Task instructions — Each line should be copied exactly.

--- START Extracted records ---

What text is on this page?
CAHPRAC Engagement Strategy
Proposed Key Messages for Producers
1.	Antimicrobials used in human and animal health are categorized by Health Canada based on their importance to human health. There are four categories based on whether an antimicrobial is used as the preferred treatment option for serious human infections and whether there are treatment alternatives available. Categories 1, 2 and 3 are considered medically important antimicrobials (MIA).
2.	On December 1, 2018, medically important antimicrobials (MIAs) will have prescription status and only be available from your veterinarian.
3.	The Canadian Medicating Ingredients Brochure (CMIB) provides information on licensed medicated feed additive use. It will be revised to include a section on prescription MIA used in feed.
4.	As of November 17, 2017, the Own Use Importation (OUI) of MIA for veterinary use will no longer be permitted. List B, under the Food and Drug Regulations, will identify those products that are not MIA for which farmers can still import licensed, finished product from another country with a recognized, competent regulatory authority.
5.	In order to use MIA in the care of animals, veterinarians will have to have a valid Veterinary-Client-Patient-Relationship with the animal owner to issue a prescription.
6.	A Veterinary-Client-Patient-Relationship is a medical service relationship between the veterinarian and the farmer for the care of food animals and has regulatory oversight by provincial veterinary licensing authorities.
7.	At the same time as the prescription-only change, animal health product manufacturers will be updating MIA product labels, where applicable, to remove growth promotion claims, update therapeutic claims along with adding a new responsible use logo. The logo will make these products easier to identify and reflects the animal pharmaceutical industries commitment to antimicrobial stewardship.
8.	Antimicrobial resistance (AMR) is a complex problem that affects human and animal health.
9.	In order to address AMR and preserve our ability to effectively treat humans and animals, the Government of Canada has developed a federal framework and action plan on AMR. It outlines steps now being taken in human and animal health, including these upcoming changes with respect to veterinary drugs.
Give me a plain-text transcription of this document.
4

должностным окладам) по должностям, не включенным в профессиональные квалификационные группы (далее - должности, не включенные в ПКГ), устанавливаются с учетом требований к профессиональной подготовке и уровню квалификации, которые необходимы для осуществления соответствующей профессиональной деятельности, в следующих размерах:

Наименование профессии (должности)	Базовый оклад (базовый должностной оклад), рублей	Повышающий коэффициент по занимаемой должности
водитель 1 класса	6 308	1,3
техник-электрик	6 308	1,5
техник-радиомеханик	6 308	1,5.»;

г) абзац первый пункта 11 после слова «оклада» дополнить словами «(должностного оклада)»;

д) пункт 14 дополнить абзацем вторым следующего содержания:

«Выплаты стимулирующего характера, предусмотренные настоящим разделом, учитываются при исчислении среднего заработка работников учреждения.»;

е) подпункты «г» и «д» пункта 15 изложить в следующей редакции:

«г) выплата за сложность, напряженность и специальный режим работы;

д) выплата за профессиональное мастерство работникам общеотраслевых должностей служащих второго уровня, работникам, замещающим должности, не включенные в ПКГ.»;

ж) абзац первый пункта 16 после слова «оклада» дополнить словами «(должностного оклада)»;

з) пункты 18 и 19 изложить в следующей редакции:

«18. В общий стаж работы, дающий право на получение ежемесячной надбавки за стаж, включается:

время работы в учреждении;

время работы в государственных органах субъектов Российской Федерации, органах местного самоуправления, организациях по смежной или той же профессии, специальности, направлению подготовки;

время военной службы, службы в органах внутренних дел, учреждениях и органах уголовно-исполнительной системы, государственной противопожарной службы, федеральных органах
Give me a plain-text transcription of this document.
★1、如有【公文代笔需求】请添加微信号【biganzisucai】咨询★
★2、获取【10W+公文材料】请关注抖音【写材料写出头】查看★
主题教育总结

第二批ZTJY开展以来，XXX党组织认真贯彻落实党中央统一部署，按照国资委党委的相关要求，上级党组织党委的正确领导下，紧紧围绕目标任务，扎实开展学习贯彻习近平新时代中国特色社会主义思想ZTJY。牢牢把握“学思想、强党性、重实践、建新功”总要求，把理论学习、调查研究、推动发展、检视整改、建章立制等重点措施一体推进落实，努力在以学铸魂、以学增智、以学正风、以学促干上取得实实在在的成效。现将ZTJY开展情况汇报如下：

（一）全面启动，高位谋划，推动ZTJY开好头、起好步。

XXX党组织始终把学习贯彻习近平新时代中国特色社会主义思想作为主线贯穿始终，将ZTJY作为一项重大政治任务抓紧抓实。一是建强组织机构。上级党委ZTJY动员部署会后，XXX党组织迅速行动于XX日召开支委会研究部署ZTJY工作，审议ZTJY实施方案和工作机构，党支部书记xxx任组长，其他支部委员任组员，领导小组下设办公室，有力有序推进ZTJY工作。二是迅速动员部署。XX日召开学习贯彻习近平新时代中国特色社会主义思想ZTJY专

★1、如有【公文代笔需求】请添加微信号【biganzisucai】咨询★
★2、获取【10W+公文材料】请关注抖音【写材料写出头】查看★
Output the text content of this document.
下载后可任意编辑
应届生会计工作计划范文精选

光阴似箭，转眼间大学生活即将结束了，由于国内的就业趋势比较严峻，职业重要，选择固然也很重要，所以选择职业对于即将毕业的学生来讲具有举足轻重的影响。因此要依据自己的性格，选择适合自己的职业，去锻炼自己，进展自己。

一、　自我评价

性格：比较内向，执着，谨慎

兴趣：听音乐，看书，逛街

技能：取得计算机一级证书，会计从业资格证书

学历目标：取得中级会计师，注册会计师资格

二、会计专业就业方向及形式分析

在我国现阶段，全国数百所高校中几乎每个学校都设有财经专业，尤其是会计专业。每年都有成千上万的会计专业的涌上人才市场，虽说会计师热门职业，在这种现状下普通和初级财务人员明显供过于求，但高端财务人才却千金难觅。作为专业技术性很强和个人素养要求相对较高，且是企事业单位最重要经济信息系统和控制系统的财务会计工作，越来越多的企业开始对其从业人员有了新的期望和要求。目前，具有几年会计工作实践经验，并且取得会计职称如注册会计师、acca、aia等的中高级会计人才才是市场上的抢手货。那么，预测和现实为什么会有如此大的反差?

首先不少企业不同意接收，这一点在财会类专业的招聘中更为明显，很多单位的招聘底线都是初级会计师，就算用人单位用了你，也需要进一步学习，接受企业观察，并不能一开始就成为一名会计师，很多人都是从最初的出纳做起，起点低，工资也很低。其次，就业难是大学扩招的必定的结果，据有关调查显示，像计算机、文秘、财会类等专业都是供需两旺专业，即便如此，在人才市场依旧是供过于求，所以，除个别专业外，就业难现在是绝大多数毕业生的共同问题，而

--- END Extracted records ---

Complete output —
What text is on this page?
CAHPRAC Engagement Strategy
Proposed Key Messages for Producers
1.	Antimicrobials used in human and animal health are categorized by Health Canada based on their importance to human health. There are four categories based on whether an antimicrobial is used as the preferred treatment option for serious human infections and whether there are treatment alternatives available. Categories 1, 2 and 3 are considered medically important antimicrobials (MIA).
2.	On December 1, 2018, medically important antimicrobials (MIAs) will have prescription status and only be available from your veterinarian.
3.	The Canadian Medicating Ingredients Brochure (CMIB) provides information on licensed medicated feed additive use. It will be revised to include a section on prescription MIA used in feed.
4.	As of November 17, 2017, the Own Use Importation (OUI) of MIA for veterinary use will no longer be permitted. List B, under the Food and Drug Regulations, will identify those products that are not MIA for which farmers can still import licensed, finished product from another country with a recognized, competent regulatory authority.
5.	In order to use MIA in the care of animals, veterinarians will have to have a valid Veterinary-Client-Patient-Relationship with the animal owner to issue a prescription.
6.	A Veterinary-Client-Patient-Relationship is a medical service relationship between the veterinarian and the farmer for the care of food animals and has regulatory oversight by provincial veterinary licensing authorities.
7.	At the same time as the prescription-only change, animal health product manufacturers will be updating MIA product labels, where applicable, to remove growth promotion claims, update therapeutic claims along with adding a new responsible use logo. The logo will make these products easier to identify and reflects the animal pharmaceutical industries commitment to antimicrobial stewardship.
8.	Antimicrobial resistance (AMR) is a complex problem that affects human and animal health.
9.	In order to address AMR and preserve our ability to effectively treat humans and animals, the Government of Canada has developed a federal framework and action plan on AMR. It outlines steps now being taken in human and animal health, including these upcoming changes with respect to veterinary drugs.
Give me a plain-text transcription of this document.
4

должностным окладам) по должностям, не включенным в профессиональные квалификационные группы (далее - должности, не включенные в ПКГ), устанавливаются с учетом требований к профессиональной подготовке и уровню квалификации, которые необходимы для осуществления соответствующей профессиональной деятельности, в следующих размерах:

Наименование профессии (должности)	Базовый оклад (базовый должностной оклад), рублей	Повышающий коэффициент по занимаемой должности
водитель 1 класса	6 308	1,3
техник-электрик	6 308	1,5
техник-радиомеханик	6 308	1,5.»;

г) абзац первый пункта 11 после слова «оклада» дополнить словами «(должностного оклада)»;

д) пункт 14 дополнить абзацем вторым следующего содержания:

«Выплаты стимулирующего характера, предусмотренные настоящим разделом, учитываются при исчислении среднего заработка работников учреждения.»;

е) подпункты «г» и «д» пункта 15 изложить в следующей редакции:

«г) выплата за сложность, напряженность и специальный режим работы;

д) выплата за профессиональное мастерство работникам общеотраслевых должностей служащих второго уровня, работникам, замещающим должности, не включенные в ПКГ.»;

ж) абзац первый пункта 16 после слова «оклада» дополнить словами «(должностного оклада)»;

з) пункты 18 и 19 изложить в следующей редакции:

«18. В общий стаж работы, дающий право на получение ежемесячной надбавки за стаж, включается:

время работы в учреждении;

время работы в государственных органах субъектов Российской Федерации, органах местного самоуправления, организациях по смежной или той же профессии, специальности, направлению подготовки;

время военной службы, службы в органах внутренних дел, учреждениях и органах уголовно-исполнительной системы, государственной противопожарной службы, федеральных органах
Give me a plain-text transcription of this document.
★1、如有【公文代笔需求】请添加微信号【biganzisucai】咨询★
★2、获取【10W+公文材料】请关注抖音【写材料写出头】查看★
主题教育总结

第二批ZTJY开展以来，XXX党组织认真贯彻落实党中央统一部署，按照国资委党委的相关要求，上级党组织党委的正确领导下，紧紧围绕目标任务，扎实开展学习贯彻习近平新时代中国特色社会主义思想ZTJY。牢牢把握“学思想、强党性、重实践、建新功”总要求，把理论学习、调查研究、推动发展、检视整改、建章立制等重点措施一体推进落实，努力在以学铸魂、以学增智、以学正风、以学促干上取得实实在在的成效。现将ZTJY开展情况汇报如下：

（一）全面启动，高位谋划，推动ZTJY开好头、起好步。

XXX党组织始终把学习贯彻习近平新时代中国特色社会主义思想作为主线贯穿始终，将ZTJY作为一项重大政治任务抓紧抓实。一是建强组织机构。上级党委ZTJY动员部署会后，XXX党组织迅速行动于XX日召开支委会研究部署ZTJY工作，审议ZTJY实施方案和工作机构，党支部书记xxx任组长，其他支部委员任组员，领导小组下设办公室，有力有序推进ZTJY工作。二是迅速动员部署。XX日召开学习贯彻习近平新时代中国特色社会主义思想ZTJY专

★1、如有【公文代笔需求】请添加微信号【biganzisucai】咨询★
★2、获取【10W+公文材料】请关注抖音【写材料写出头】查看★
Output the text content of this document.
下载后可任意编辑
应届生会计工作计划范文精选

光阴似箭，转眼间大学生活即将结束了，由于国内的就业趋势比较严峻，职业重要，选择固然也很重要，所以选择职业对于即将毕业的学生来讲具有举足轻重的影响。因此要依据自己的性格，选择适合自己的职业，去锻炼自己，进展自己。

一、　自我评价

性格：比较内向，执着，谨慎

兴趣：听音乐，看书，逛街

技能：取得计算机一级证书，会计从业资格证书

学历目标：取得中级会计师，注册会计师资格

二、会计专业就业方向及形式分析

在我国现阶段，全国数百所高校中几乎每个学校都设有财经专业，尤其是会计专业。每年都有成千上万的会计专业的涌上人才市场，虽说会计师热门职业，在这种现状下普通和初级财务人员明显供过于求，但高端财务人才却千金难觅。作为专业技术性很强和个人素养要求相对较高，且是企事业单位最重要经济信息系统和控制系统的财务会计工作，越来越多的企业开始对其从业人员有了新的期望和要求。目前，具有几年会计工作实践经验，并且取得会计职称如注册会计师、acca、aia等的中高级会计人才才是市场上的抢手货。那么，预测和现实为什么会有如此大的反差?

首先不少企业不同意接收，这一点在财会类专业的招聘中更为明显，很多单位的招聘底线都是初级会计师，就算用人单位用了你，也需要进一步学习，接受企业观察，并不能一开始就成为一名会计师，很多人都是从最初的出纳做起，起点低，工资也很低。其次，就业难是大学扩招的必定的结果，据有关调查显示，像计算机、文秘、财会类等专业都是供需两旺专业，即便如此，在人才市场依旧是供过于求，所以，除个别专业外，就业难现在是绝大多数毕业生的共同问题，而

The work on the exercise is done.